======== Extracted entries
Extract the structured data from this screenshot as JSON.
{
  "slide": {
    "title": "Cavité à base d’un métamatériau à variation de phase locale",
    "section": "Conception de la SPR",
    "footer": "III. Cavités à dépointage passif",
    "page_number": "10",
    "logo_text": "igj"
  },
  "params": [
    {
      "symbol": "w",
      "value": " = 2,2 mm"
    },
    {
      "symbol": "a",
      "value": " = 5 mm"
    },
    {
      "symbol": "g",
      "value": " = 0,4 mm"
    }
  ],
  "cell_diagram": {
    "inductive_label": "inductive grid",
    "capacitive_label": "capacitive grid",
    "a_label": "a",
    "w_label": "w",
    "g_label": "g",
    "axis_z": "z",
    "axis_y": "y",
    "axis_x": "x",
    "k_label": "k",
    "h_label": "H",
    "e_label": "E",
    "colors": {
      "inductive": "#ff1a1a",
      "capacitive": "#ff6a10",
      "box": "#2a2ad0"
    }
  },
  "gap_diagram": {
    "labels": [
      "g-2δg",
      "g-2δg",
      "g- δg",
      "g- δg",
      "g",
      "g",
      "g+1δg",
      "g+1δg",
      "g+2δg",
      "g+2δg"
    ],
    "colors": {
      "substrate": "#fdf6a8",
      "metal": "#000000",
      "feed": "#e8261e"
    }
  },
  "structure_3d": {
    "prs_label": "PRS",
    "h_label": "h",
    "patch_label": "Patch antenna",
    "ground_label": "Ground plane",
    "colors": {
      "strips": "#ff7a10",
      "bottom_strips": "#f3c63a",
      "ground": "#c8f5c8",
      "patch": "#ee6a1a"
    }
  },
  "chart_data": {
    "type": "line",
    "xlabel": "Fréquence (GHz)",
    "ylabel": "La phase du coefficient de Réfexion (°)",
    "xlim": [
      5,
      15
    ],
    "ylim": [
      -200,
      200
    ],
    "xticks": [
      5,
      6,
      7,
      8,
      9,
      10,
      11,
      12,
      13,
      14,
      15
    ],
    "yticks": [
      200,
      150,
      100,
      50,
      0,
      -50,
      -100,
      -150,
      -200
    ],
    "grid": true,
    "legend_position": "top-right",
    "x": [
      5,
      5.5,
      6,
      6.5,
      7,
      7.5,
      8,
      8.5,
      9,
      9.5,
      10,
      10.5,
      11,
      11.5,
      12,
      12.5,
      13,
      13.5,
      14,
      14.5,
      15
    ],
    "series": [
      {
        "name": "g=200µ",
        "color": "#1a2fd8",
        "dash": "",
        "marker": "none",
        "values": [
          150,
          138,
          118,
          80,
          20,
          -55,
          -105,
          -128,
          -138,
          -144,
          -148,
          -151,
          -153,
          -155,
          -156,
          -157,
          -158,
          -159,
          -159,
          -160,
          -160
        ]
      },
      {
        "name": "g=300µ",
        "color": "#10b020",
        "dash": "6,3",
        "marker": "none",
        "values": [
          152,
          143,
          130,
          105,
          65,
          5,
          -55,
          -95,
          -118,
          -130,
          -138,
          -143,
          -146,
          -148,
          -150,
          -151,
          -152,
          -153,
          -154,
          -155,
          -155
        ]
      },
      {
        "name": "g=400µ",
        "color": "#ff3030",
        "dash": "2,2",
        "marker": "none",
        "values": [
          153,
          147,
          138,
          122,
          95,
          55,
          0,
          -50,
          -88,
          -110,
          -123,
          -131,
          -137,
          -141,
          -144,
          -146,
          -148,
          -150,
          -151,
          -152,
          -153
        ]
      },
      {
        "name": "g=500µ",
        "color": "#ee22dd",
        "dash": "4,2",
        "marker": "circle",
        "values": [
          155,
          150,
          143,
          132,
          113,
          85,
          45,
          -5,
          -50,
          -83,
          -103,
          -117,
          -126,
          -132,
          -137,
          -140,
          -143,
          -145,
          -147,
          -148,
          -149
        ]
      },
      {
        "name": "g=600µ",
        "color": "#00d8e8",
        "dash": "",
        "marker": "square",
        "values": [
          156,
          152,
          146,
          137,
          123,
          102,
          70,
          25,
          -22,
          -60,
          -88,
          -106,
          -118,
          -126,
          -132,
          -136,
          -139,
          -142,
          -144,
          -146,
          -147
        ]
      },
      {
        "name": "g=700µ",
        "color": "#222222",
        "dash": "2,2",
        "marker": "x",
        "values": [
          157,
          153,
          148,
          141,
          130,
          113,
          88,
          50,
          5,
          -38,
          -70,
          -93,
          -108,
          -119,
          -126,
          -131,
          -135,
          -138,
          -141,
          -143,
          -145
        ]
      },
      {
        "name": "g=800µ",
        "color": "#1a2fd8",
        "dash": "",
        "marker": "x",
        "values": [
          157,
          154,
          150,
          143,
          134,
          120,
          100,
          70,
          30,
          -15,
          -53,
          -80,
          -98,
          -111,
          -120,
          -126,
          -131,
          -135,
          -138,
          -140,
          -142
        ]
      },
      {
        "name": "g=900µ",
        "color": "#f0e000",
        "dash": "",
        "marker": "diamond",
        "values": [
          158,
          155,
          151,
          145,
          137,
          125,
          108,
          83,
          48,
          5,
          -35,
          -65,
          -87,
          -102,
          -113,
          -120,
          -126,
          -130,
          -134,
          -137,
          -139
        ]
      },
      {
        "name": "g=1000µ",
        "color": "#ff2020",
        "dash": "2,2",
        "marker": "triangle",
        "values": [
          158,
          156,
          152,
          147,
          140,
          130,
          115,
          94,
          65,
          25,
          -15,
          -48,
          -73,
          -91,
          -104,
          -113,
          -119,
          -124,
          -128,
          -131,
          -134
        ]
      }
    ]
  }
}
================
Problem requirements:
Give the listing again, word for word.

Answer to this problem:
Extract the structured data from this screenshot as JSON.
{
  "slide": {
    "title": "Cavité à base d’un métamatériau à variation de phase locale",
    "section": "Conception de la SPR",
    "footer": "III. Cavités à dépointage passif",
    "page_number": "10",
    "logo_text": "igj"
  },
  "params": [
    {
      "symbol": "w",
      "value": " = 2,2 mm"
    },
    {
      "symbol": "a",
      "value": " = 5 mm"
    },
    {
      "symbol": "g",
      "value": " = 0,4 mm"
    }
  ],
  "cell_diagram": {
    "inductive_label": "inductive grid",
    "capacitive_label": "capacitive grid",
    "a_label": "a",
    "w_label": "w",
    "g_label": "g",
    "axis_z": "z",
    "axis_y": "y",
    "axis_x": "x",
    "k_label": "k",
    "h_label": "H",
    "e_label": "E",
    "colors": {
      "inductive": "#ff1a1a",
      "capacitive": "#ff6a10",
      "box": "#2a2ad0"
    }
  },
  "gap_diagram": {
    "labels": [
      "g-2δg",
      "g-2δg",
      "g- δg",
      "g- δg",
      "g",
      "g",
      "g+1δg",
      "g+1δg",
      "g+2δg",
      "g+2δg"
    ],
    "colors": {
      "substrate": "#fdf6a8",
      "metal": "#000000",
      "feed": "#e8261e"
    }
  },
  "structure_3d": {
    "prs_label": "PRS",
    "h_label": "h",
    "patch_label": "Patch antenna",
    "ground_label": "Ground plane",
    "colors": {
      "strips": "#ff7a10",
      "bottom_strips": "#f3c63a",
      "ground": "#c8f5c8",
      "patch": "#ee6a1a"
    }
  },
  "chart_data": {
    "type": "line",
    "xlabel": "Fréquence (GHz)",
    "ylabel": "La phase du coefficient de Réfexion (°)",
    "xlim": [
      5,
      15
    ],
    "ylim": [
      -200,
      200
    ],
    "xticks": [
      5,
      6,
      7,
      8,
      9,
      10,
      11,
      12,
      13,
      14,
      15
    ],
    "yticks": [
      200,
      150,
      100,
      50,
      0,
      -50,
      -100,
      -150,
      -200
    ],
    "grid": true,
    "legend_position": "top-right",
    "x": [
      5,
      5.5,
      6,
      6.5,
      7,
      7.5,
      8,
      8.5,
      9,
      9.5,
      10,
      10.5,
      11,
      11.5,
      12,
      12.5,
      13,
      13.5,
      14,
      14.5,
      15
    ],
    "series": [
      {
        "name": "g=200µ",
        "color": "#1a2fd8",
        "dash": "",
        "marker": "none",
        "values": [
          150,
          138,
          118,
          80,
          20,
          -55,
          -105,
          -128,
          -138,
          -144,
          -148,
          -151,
          -153,
          -155,
          -156,
          -157,
          -158,
          -159,
          -159,
          -160,
          -160
        ]
      },
      {
        "name": "g=300µ",
        "color": "#10b020",
        "dash": "6,3",
        "marker": "none",
        "values": [
          152,
          143,
          130,
          105,
          65,
          5,
          -55,
          -95,
          -118,
          -130,
          -138,
          -143,
          -146,
          -148,
          -150,
          -151,
          -152,
          -153,
          -154,
          -155,
          -155
        ]
      },
      {
        "name": "g=400µ",
        "color": "#ff3030",
        "dash": "2,2",
        "marker": "none",
        "values": [
          153,
          147,
          138,
          122,
          95,
          55,
          0,
          -50,
          -88,
          -110,
          -123,
          -131,
          -137,
          -141,
          -144,
          -146,
          -148,
          -150,
          -151,
          -152,
          -153
        ]
      },
      {
        "name": "g=500µ",
        "color": "#ee22dd",
        "dash": "4,2",
        "marker": "circle",
        "values": [
          155,
          150,
          143,
          132,
          113,
          85,
          45,
          -5,
          -50,
          -83,
          -103,
          -117,
          -126,
          -132,
          -137,
          -140,
          -143,
          -145,
          -147,
          -148,
          -149
        ]
      },
      {
        "name": "g=600µ",
        "color": "#00d8e8",
        "dash": "",
        "marker": "square",
        "values": [
          156,
          152,
          146,
          137,
          123,
          102,
          70,
          25,
          -22,
          -60,
          -88,
          -106,
          -118,
          -126,
          -132,
          -136,
          -139,
          -142,
          -144,
          -146,
          -147
        ]
      },
      {
        "name": "g=700µ",
        "color": "#222222",
        "dash": "2,2",
        "marker": "x",
        "values": [
          157,
          153,
          148,
          141,
          130,
          113,
          88,
          50,
          5,
          -38,
          -70,
          -93,
          -108,
          -119,
          -126,
          -131,
          -135,
          -138,
          -141,
          -143,
          -145
        ]
      },
      {
        "name": "g=800µ",
        "color": "#1a2fd8",
        "dash": "",
        "marker": "x",
        "values": [
          157,
          154,
          150,
          143,
          134,
          120,
          100,
          70,
          30,
          -15,
          -53,
          -80,
          -98,
          -111,
          -120,
          -126,
          -131,
          -135,
          -138,
          -140,
          -142
        ]
      },
      {
        "name": "g=900µ",
        "color": "#f0e000",
        "dash": "",
        "marker": "diamond",
        "values": [
          158,
          155,
          151,
          145,
          137,
          125,
          108,
          83,
          48,
          5,
          -35,
          -65,
          -87,
          -102,
          -113,
          -120,
          -126,
          -130,
          -134,
          -137,
          -139
        ]
      },
      {
        "name": "g=1000µ",
        "color": "#ff2020",
        "dash": "2,2",
        "marker": "triangle",
        "values": [
          158,
          156,
          152,
          147,
          140,
          130,
          115,
          94,
          65,
          25,
          -15,
          -48,
          -73,
          -91,
          -104,
          -113,
          -119,
          -124,
          -128,
          -131,
          -134
        ]
      }
    ]
  }
}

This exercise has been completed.